Provided passage:
****************************************
I mean part of the whole appeal is that they’re -not- ‘more human’. Thats what I always loved about Blood Elves, they were more like the fickle, mercurial things from our legends, not bargain basement Tolkein goodie Elves. Orcs actually have a culture, and are not simple meatheads who fight because “Waaaaargh!” Trolls were great, making them an ‘elder race’ that was smart enough to spread its Empire across a world, and now is in a slow period of decline, was a genius and new move by Blizzard. No fantasy setting had done that with Trolls before, it was, and pretty much is still, Unique.

Then the big one. You can play Zombies. NOT the tragic misunderstood loner who is the only ‘good’ vampire (Looking at you Blade) not the Demon Prince who is somehow a good person, (looking at you, Devil may Cry franchise) but actually dyed in the wool villainous undead.

I mean thats fresh (I realise the irony of using the word ‘fresh’ about the walking dead), thats a new take. This is like the ultimate staple of horror movies, so prevalent in our minds that there are now a whole genre mocking the original genre as homages. You don’t really get that with any other genre, because it is kind of a given, in any setting, that no matter how nice a person in life, Death really can change your personality and make you a bit grim. With the Forsaken you could play that. Thats their whole point, they generally are not nice people, which is understandable, the world hasn’t exactly been ‘nice’ to them either. I mean sometimes they overdid it, and ended up with more ‘camp’ than ‘evil’l (Sludge Fields) and sometimes they absolutely nailed the grim legions of hell itself idea (Northrend in general) but you always had that thing of “These are very bad people, I can understand why they’re bad, they probably even have fooled themselves into thinking they are allowed to be bad because of the hand fate has dealt them, but these are nightmares made (rotting) flesh…”
****************************************
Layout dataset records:
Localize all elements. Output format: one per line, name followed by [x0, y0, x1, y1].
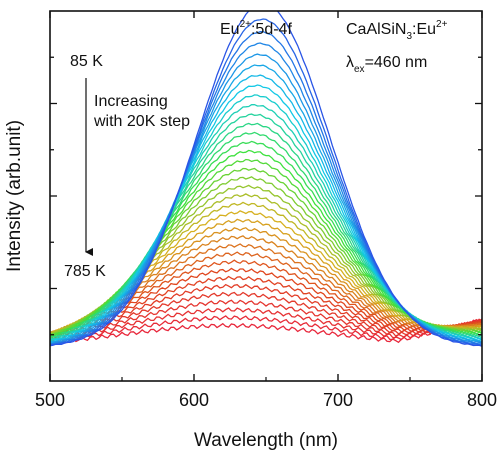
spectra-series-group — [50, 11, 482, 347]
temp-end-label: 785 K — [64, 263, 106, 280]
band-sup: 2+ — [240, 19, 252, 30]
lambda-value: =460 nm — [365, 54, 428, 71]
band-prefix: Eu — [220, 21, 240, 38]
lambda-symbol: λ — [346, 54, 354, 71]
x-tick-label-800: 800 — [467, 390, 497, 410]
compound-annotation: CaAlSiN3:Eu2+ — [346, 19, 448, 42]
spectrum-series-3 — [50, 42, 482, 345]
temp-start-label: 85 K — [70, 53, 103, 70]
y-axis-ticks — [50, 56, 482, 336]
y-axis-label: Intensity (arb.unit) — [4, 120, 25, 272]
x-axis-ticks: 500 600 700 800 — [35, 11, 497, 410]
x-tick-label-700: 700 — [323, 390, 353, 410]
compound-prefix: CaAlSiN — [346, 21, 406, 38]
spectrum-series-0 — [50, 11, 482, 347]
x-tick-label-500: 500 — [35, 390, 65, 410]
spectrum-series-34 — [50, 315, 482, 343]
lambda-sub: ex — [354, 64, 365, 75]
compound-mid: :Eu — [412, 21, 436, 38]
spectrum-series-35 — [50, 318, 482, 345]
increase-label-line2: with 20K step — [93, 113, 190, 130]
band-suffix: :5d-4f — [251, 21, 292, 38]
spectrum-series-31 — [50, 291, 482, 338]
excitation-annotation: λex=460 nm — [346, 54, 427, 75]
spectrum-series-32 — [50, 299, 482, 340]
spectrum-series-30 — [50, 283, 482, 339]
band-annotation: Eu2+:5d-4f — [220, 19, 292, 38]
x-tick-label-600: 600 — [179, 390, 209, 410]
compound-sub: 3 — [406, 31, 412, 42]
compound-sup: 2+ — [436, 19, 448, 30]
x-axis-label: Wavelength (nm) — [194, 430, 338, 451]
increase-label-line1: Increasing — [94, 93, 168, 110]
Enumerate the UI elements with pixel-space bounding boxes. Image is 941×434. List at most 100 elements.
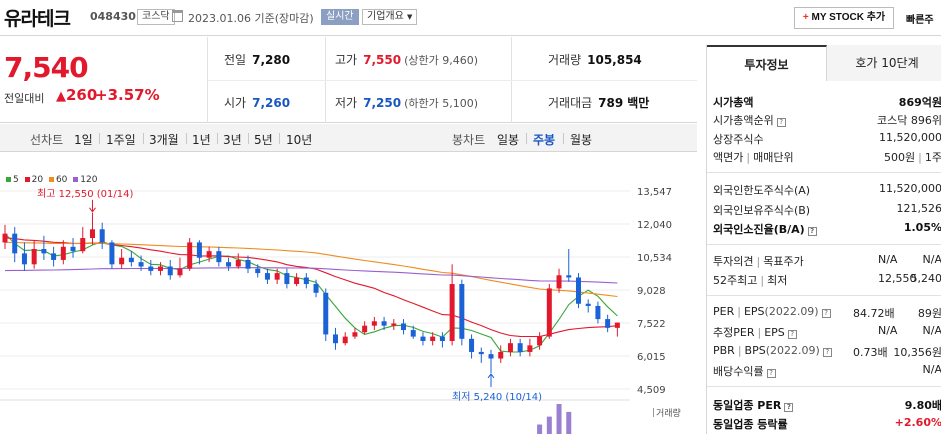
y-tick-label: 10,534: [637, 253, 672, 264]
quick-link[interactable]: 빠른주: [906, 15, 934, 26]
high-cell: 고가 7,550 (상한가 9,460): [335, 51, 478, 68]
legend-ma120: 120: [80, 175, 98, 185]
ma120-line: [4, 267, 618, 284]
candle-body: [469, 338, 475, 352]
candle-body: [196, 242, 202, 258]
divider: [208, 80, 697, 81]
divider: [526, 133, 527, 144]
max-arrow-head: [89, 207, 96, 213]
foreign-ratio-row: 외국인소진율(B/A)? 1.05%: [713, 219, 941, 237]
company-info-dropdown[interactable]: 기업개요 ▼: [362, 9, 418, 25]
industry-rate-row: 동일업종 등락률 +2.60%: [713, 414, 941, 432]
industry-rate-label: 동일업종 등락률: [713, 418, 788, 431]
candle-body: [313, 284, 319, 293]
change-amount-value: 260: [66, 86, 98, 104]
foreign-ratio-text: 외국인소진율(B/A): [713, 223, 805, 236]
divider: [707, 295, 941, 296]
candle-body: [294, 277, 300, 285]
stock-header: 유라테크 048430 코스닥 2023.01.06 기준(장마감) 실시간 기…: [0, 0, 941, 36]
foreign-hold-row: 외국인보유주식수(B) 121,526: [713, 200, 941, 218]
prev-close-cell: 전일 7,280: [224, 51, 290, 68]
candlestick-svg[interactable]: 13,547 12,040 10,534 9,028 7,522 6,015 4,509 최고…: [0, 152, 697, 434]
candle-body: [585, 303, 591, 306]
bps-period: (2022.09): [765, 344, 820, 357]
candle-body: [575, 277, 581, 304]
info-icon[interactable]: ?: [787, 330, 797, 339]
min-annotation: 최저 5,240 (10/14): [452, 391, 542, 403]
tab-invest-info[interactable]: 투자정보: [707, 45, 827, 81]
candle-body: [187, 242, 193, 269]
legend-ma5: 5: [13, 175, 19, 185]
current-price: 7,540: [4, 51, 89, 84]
****************************************
Directives:
a) Translate this sentence from the post about Blizzard's fantasy races into Spanish: "Orcs actually have a culture, and are not simple meatheads who fight because “Waaaaargh!”"
b) List every remark that the post about Blizzard's fantasy races puts inside parentheses.
c) Resume the post about Blizzard's fantasy races from the point where it stops.
These records have no connection to the post about Blizzard's fantasy races.

Responses for each task:
a) Los orcos de verdad tienen una cultura, y no son simples brutos que pelean porque «¡Waaaaargh!»

b)
- Looking at you Blade
- looking at you, Devil may Cry franchise
- I realise the irony of using the word ‘fresh’ about the walking dead
- Sludge Fields
- Northrend in general
- rotting

c)
That was what made the Forsaken interesting. You could understand them to a degree, they experienced a horrific set of events and had everything ‘nice’ taken away from them, and didn’t even get the solace of blessed death and oblivion afterwards. They were the ‘thinking man’s zombie’

Trying to rebrand them is just a kind of nonsense that doesn’t float. It works as an individual concept, Forsaken like Calia who is still trying to be who she was, and even with players on our own realm like Corvenus and his interesting take on Undeath, but as a whole, the Forsaken are not the World’s Heroes, their behaviour is not some weird ‘Tough Love’ for the poor misguided living souls, they are not generally happy with their own lot in ‘life’ so to have them somehow turned into good guys is just bizarre. It doesn’t even make much sense lorewise, were the people of Lordaeron and Gilneas (mainly) somehow so morally pious that death universally made them good people? How is that a thing? Geography makes you a good person, post mortem?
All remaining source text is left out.